> **What the task requires**
Scan the data. Collect each line that contains the word "screenshot".

══════════

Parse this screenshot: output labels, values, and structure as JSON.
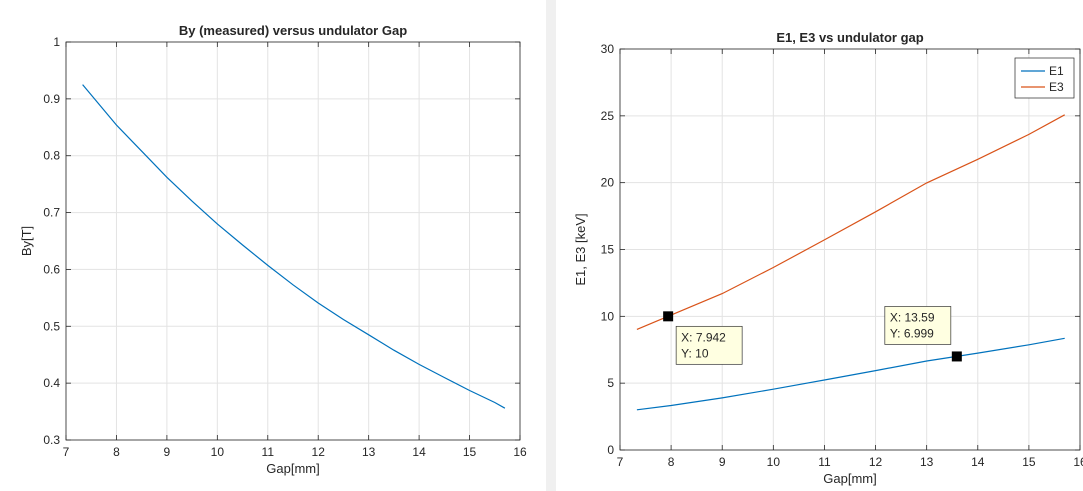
{
  "chart_data": [
    {
      "type": "line",
      "title": "By (measured) versus undulator Gap",
      "xlabel": "Gap[mm]",
      "ylabel": "By[T]",
      "xlim": [
        7,
        16
      ],
      "ylim": [
        0.3,
        1
      ],
      "grid": true,
      "xticks": [
        "7",
        "8",
        "9",
        "10",
        "11",
        "12",
        "13",
        "14",
        "15",
        "16"
      ],
      "yticks": [
        "0.3",
        "0.4",
        "0.5",
        "0.6",
        "0.7",
        "0.8",
        "0.9",
        "1"
      ],
      "series": [
        {
          "color": "#0072bd",
          "x": [
            7.33,
            8,
            8.5,
            9,
            9.5,
            10,
            10.5,
            11,
            11.5,
            12,
            12.5,
            13,
            13.5,
            14,
            14.5,
            15,
            15.5,
            15.7
          ],
          "y": [
            0.925,
            0.854,
            0.808,
            0.762,
            0.72,
            0.68,
            0.643,
            0.607,
            0.573,
            0.541,
            0.512,
            0.485,
            0.458,
            0.433,
            0.41,
            0.387,
            0.366,
            0.356
          ]
        }
      ]
    },
    {
      "type": "line",
      "title": "E1, E3 vs undulator gap",
      "xlabel": "Gap[mm]",
      "ylabel": "E1, E3 [keV]",
      "xlim": [
        7,
        16
      ],
      "ylim": [
        0,
        30
      ],
      "grid": true,
      "legend": "top-right",
      "xticks": [
        "7",
        "8",
        "9",
        "10",
        "11",
        "12",
        "13",
        "14",
        "15",
        "16"
      ],
      "yticks": [
        "0",
        "5",
        "10",
        "15",
        "20",
        "25",
        "30"
      ],
      "series": [
        {
          "name": "E1",
          "color": "#0072bd",
          "x": [
            7.33,
            8,
            9,
            10,
            11,
            12,
            13,
            13.59,
            14,
            15,
            15.7
          ],
          "y": [
            3.01,
            3.33,
            3.9,
            4.55,
            5.24,
            5.94,
            6.66,
            6.999,
            7.25,
            7.87,
            8.36
          ]
        },
        {
          "name": "E3",
          "color": "#d95319",
          "x": [
            7.33,
            7.942,
            9,
            10,
            11,
            12,
            13,
            14,
            15,
            15.7
          ],
          "y": [
            9.02,
            10,
            11.7,
            13.65,
            15.72,
            17.82,
            19.98,
            21.75,
            23.61,
            25.08
          ]
        }
      ],
      "datatips": [
        {
          "x": 7.942,
          "y": 10,
          "label_x": "X: 7.942",
          "label_y": "Y: 10"
        },
        {
          "x": 13.59,
          "y": 6.999,
          "label_x": "X: 13.59",
          "label_y": "Y: 6.999"
        }
      ]
    }
  ]
}
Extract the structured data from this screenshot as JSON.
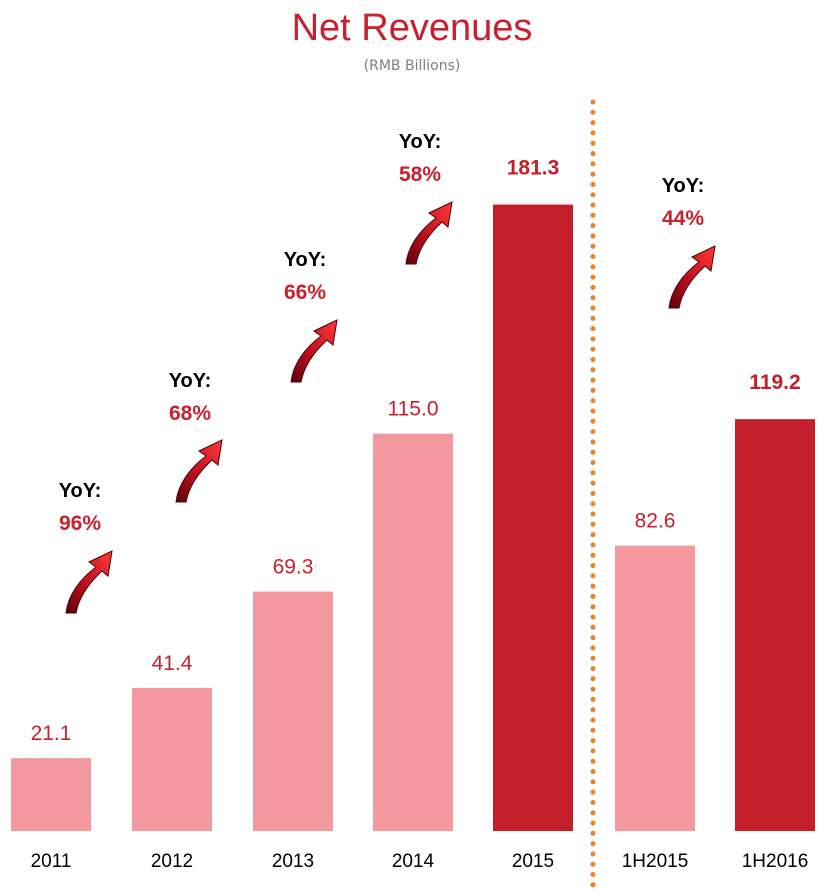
{
  "chart_data": {
    "type": "bar",
    "title": "Net Revenues",
    "subtitle": "(RMB Billions)",
    "categories": [
      "2011",
      "2012",
      "2013",
      "2014",
      "2015",
      "1H2015",
      "1H2016"
    ],
    "values": [
      21.1,
      41.4,
      69.3,
      115.0,
      181.3,
      82.6,
      119.2
    ],
    "value_labels": [
      "21.1",
      "41.4",
      "69.3",
      "115.0",
      "181.3",
      "82.6",
      "119.2"
    ],
    "highlighted": [
      false,
      false,
      false,
      false,
      true,
      false,
      true
    ],
    "growth_annotations": [
      {
        "label": "YoY:",
        "value": "96%"
      },
      {
        "label": "YoY:",
        "value": "68%"
      },
      {
        "label": "YoY:",
        "value": "66%"
      },
      {
        "label": "YoY:",
        "value": "58%"
      },
      {
        "label": "YoY:",
        "value": "44%"
      }
    ],
    "divider": "dotted vertical line between 2015 and 1H2015",
    "colors": {
      "title": "#c8202f",
      "subtitle": "#7f7f7f",
      "bar_light": "#f4989f",
      "bar_dark": "#c41e2a",
      "label_light": "#c8202f",
      "label_dark": "#c41e2a",
      "yoy_label": "#000000",
      "yoy_value": "#c8202f",
      "divider": "#e8852b",
      "axis_text": "#000000"
    }
  }
}
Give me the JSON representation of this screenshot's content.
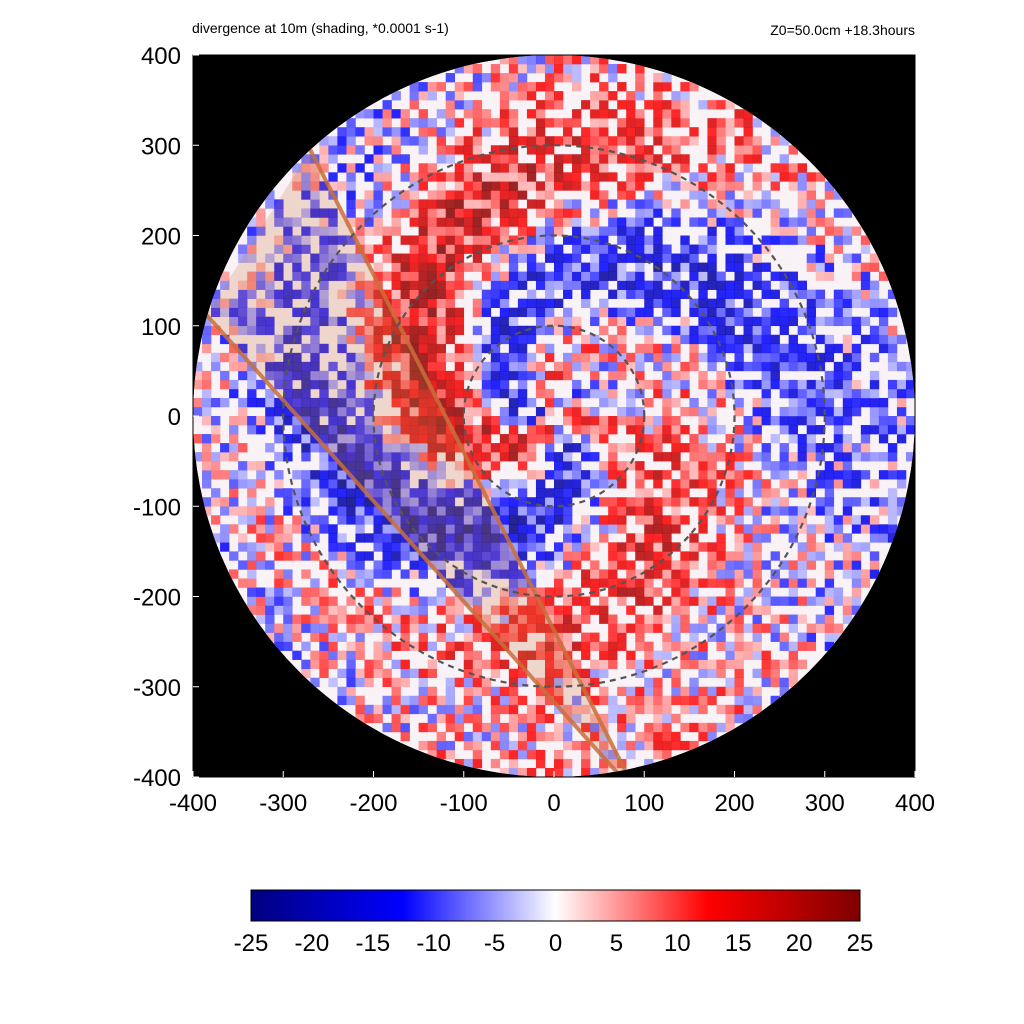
{
  "title_left": "divergence at 10m (shading, *0.0001 s-1)",
  "title_right": "Z0=50.0cm  +18.3hours",
  "chart_data": {
    "type": "heatmap",
    "title": "divergence at 10m (shading, *0.0001 s-1)",
    "subtitle": "Z0=50.0cm  +18.3hours",
    "xlim": [
      -400,
      400
    ],
    "ylim": [
      -400,
      400
    ],
    "x_ticks": [
      "-400",
      "-300",
      "-200",
      "-100",
      "0",
      "100",
      "200",
      "300",
      "400"
    ],
    "y_ticks": [
      "400",
      "300",
      "200",
      "100",
      "0",
      "-100",
      "-200",
      "-300",
      "-400"
    ],
    "x_tick_values": [
      -400,
      -300,
      -200,
      -100,
      0,
      100,
      200,
      300,
      400
    ],
    "y_tick_values": [
      400,
      300,
      200,
      100,
      0,
      -100,
      -200,
      -300,
      -400
    ],
    "domain_radius": 400,
    "background_outside_domain": "#000000",
    "range_rings": [
      100,
      200,
      300
    ],
    "range_ring_color": "#555555",
    "highlighted_sector": {
      "color": "#c8703a",
      "edge1": [
        [
          -270,
          295
        ],
        [
          80,
          -395
        ]
      ],
      "edge2": [
        [
          -385,
          112
        ],
        [
          70,
          -395
        ]
      ]
    },
    "colorbar": {
      "min": -25,
      "max": 25,
      "tick_labels": [
        "-25",
        "-20",
        "-15",
        "-10",
        "-5",
        "0",
        "5",
        "10",
        "15",
        "20",
        "25"
      ],
      "tick_values": [
        -25,
        -20,
        -15,
        -10,
        -5,
        0,
        5,
        10,
        15,
        20,
        25
      ],
      "colors": [
        "#00007f",
        "#0000ff",
        "#ffffff",
        "#ff0000",
        "#7f0000"
      ]
    }
  }
}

══════════

> **Solution to the problem**
Parse this screenshot: output labels, values, and structure as JSON.
Extract the structured data from this screenshot as JSON.
Give me the JSON representation of this screenshot's content.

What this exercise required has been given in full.